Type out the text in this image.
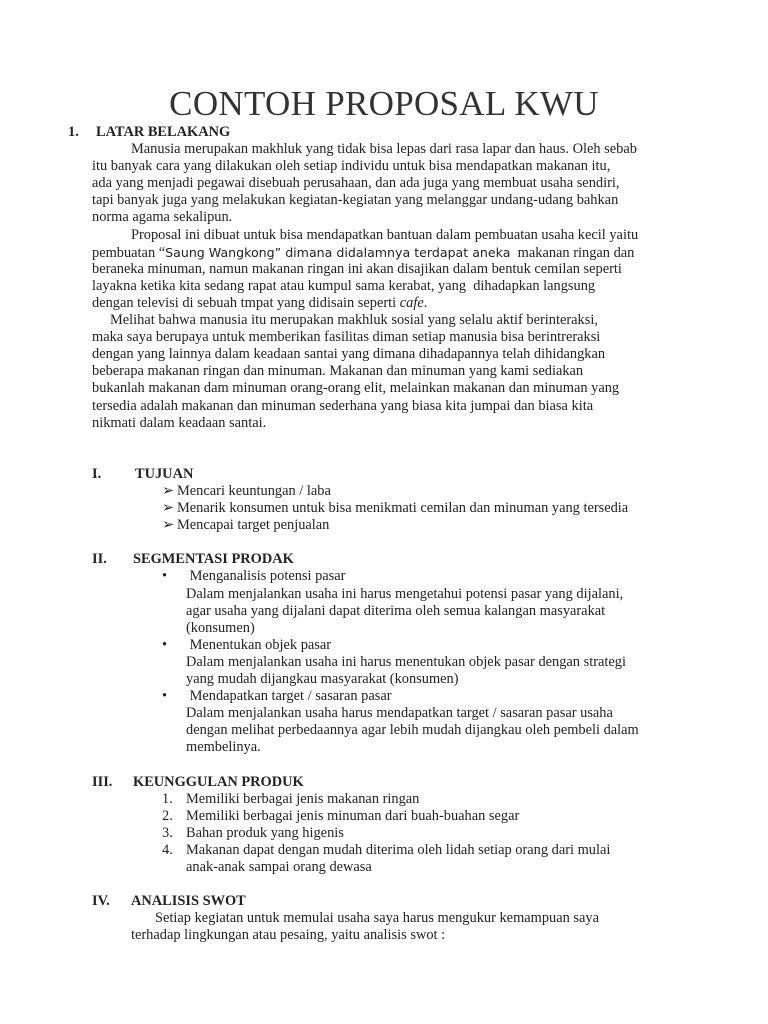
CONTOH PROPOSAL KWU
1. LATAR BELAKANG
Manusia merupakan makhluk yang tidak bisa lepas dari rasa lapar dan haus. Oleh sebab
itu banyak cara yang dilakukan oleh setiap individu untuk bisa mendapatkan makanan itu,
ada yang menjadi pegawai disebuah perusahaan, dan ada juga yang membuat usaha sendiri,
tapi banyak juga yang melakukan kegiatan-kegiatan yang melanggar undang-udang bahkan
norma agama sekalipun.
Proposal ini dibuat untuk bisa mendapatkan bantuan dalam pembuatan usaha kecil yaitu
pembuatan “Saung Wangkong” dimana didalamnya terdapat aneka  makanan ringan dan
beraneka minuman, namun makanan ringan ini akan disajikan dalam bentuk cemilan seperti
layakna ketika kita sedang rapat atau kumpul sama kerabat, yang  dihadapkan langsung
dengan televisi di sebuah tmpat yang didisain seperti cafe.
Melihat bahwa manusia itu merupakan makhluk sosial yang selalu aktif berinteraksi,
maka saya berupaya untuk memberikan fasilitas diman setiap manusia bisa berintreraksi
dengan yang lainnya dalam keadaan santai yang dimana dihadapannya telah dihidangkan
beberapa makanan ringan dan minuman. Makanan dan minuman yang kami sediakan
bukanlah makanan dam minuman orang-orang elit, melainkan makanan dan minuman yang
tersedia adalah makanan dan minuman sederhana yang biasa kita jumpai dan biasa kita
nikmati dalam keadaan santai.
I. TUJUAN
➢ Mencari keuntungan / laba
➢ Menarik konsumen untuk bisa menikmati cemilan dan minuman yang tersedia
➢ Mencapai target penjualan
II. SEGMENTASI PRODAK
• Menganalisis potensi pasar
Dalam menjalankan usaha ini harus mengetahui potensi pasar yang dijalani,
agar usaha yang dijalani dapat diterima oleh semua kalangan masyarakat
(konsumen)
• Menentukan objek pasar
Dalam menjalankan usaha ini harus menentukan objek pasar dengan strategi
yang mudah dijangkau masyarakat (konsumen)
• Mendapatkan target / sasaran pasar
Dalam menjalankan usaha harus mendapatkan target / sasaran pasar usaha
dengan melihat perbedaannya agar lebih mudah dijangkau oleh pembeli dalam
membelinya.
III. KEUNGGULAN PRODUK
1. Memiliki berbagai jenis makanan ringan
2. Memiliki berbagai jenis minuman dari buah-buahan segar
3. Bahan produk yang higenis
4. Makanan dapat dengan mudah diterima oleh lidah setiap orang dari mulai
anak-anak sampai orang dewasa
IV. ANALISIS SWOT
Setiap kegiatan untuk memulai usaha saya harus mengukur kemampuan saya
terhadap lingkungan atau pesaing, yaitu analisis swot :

What you need to do: Write the lines above out again exactly, without any of their pictures.

The output:
Type out the text in this image.
CONTOH PROPOSAL KWU
1. LATAR BELAKANG
Manusia merupakan makhluk yang tidak bisa lepas dari rasa lapar dan haus. Oleh sebab
itu banyak cara yang dilakukan oleh setiap individu untuk bisa mendapatkan makanan itu,
ada yang menjadi pegawai disebuah perusahaan, dan ada juga yang membuat usaha sendiri,
tapi banyak juga yang melakukan kegiatan-kegiatan yang melanggar undang-udang bahkan
norma agama sekalipun.
Proposal ini dibuat untuk bisa mendapatkan bantuan dalam pembuatan usaha kecil yaitu
pembuatan “Saung Wangkong” dimana didalamnya terdapat aneka  makanan ringan dan
beraneka minuman, namun makanan ringan ini akan disajikan dalam bentuk cemilan seperti
layakna ketika kita sedang rapat atau kumpul sama kerabat, yang  dihadapkan langsung
dengan televisi di sebuah tmpat yang didisain seperti cafe.
Melihat bahwa manusia itu merupakan makhluk sosial yang selalu aktif berinteraksi,
maka saya berupaya untuk memberikan fasilitas diman setiap manusia bisa berintreraksi
dengan yang lainnya dalam keadaan santai yang dimana dihadapannya telah dihidangkan
beberapa makanan ringan dan minuman. Makanan dan minuman yang kami sediakan
bukanlah makanan dam minuman orang-orang elit, melainkan makanan dan minuman yang
tersedia adalah makanan dan minuman sederhana yang biasa kita jumpai dan biasa kita
nikmati dalam keadaan santai.
I. TUJUAN
➢ Mencari keuntungan / laba
➢ Menarik konsumen untuk bisa menikmati cemilan dan minuman yang tersedia
➢ Mencapai target penjualan
II. SEGMENTASI PRODAK
• Menganalisis potensi pasar
Dalam menjalankan usaha ini harus mengetahui potensi pasar yang dijalani,
agar usaha yang dijalani dapat diterima oleh semua kalangan masyarakat
(konsumen)
• Menentukan objek pasar
Dalam menjalankan usaha ini harus menentukan objek pasar dengan strategi
yang mudah dijangkau masyarakat (konsumen)
• Mendapatkan target / sasaran pasar
Dalam menjalankan usaha harus mendapatkan target / sasaran pasar usaha
dengan melihat perbedaannya agar lebih mudah dijangkau oleh pembeli dalam
membelinya.
III. KEUNGGULAN PRODUK
1. Memiliki berbagai jenis makanan ringan
2. Memiliki berbagai jenis minuman dari buah-buahan segar
3. Bahan produk yang higenis
4. Makanan dapat dengan mudah diterima oleh lidah setiap orang dari mulai
anak-anak sampai orang dewasa
IV. ANALISIS SWOT
Setiap kegiatan untuk memulai usaha saya harus mengukur kemampuan saya
terhadap lingkungan atau pesaing, yaitu analisis swot :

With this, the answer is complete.